→ WRITTEN EXERCISE: In the entries below, count every line containing "洞之外坐而宴饮者四". Return the number and nothing else.

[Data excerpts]
* Start *

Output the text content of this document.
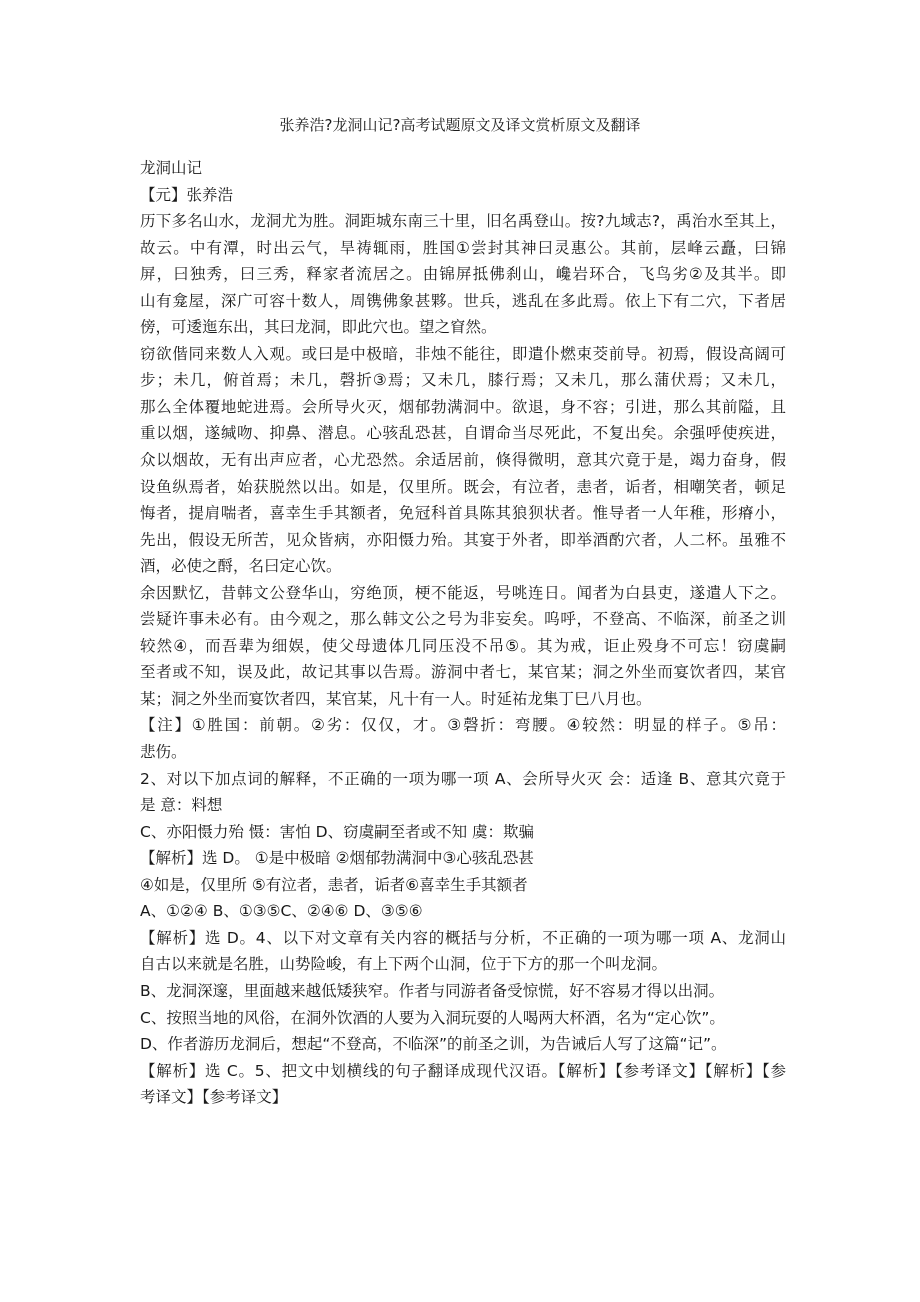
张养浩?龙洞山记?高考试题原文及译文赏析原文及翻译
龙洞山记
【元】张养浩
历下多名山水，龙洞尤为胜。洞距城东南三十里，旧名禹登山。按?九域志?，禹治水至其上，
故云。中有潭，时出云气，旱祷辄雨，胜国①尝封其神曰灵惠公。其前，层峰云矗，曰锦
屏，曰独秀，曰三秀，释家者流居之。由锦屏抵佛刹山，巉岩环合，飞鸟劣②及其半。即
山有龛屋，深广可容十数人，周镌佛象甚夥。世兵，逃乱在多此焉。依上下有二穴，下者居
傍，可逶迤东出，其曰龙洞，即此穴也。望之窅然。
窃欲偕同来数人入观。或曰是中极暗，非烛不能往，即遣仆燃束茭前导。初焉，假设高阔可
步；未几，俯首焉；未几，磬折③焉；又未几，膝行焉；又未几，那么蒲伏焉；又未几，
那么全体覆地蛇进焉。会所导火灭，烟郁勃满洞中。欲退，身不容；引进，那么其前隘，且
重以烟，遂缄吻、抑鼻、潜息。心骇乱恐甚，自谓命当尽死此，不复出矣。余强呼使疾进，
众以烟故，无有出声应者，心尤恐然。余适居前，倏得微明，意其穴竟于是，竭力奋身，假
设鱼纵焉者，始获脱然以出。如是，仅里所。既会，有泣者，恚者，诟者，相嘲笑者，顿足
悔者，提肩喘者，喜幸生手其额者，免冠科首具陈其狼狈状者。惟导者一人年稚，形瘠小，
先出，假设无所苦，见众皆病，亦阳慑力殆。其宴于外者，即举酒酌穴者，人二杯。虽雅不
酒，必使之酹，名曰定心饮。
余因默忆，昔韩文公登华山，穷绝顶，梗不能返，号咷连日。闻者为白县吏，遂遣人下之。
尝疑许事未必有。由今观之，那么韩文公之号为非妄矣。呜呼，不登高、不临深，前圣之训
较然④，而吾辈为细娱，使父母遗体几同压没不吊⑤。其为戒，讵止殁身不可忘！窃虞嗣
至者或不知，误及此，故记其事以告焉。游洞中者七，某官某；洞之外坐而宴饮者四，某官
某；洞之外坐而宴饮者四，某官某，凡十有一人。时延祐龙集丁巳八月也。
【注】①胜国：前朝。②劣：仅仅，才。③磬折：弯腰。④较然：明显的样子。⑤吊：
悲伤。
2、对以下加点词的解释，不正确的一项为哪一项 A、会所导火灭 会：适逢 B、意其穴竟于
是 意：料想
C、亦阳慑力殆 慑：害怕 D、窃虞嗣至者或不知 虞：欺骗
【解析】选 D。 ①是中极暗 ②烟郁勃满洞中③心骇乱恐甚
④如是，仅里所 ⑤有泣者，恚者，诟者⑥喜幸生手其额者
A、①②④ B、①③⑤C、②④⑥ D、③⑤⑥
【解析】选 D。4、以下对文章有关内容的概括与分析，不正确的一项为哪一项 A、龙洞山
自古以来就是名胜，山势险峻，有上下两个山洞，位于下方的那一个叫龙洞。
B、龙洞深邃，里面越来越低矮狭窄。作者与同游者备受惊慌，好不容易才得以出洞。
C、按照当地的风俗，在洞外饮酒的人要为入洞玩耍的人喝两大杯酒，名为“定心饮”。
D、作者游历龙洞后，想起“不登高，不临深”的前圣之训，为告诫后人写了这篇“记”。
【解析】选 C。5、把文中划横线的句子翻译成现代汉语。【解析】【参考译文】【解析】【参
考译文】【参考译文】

* End *
* Start *

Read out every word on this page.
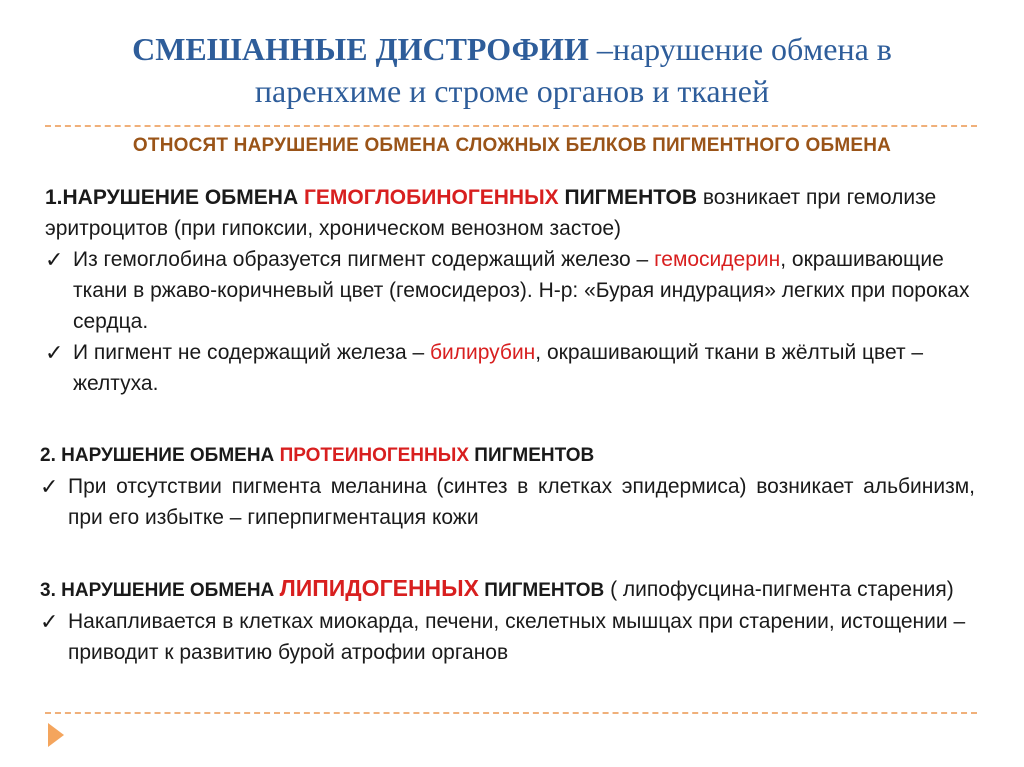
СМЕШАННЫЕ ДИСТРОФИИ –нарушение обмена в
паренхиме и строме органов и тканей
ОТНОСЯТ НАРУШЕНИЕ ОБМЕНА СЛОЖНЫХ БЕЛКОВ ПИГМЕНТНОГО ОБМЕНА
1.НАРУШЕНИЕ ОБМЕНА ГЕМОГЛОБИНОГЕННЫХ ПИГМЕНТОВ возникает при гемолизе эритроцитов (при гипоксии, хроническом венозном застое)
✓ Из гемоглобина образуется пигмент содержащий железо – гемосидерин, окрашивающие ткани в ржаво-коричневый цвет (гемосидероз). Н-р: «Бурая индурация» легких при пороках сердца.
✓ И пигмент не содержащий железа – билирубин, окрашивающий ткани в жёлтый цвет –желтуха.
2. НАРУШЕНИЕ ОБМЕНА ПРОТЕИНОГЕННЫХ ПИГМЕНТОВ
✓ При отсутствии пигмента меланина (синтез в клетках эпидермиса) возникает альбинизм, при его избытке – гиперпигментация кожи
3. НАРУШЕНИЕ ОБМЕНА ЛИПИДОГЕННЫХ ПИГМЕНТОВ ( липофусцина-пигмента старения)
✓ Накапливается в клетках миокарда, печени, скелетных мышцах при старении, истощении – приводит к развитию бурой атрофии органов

* End *

→ ANSWER TO THIS PROBLEM: 2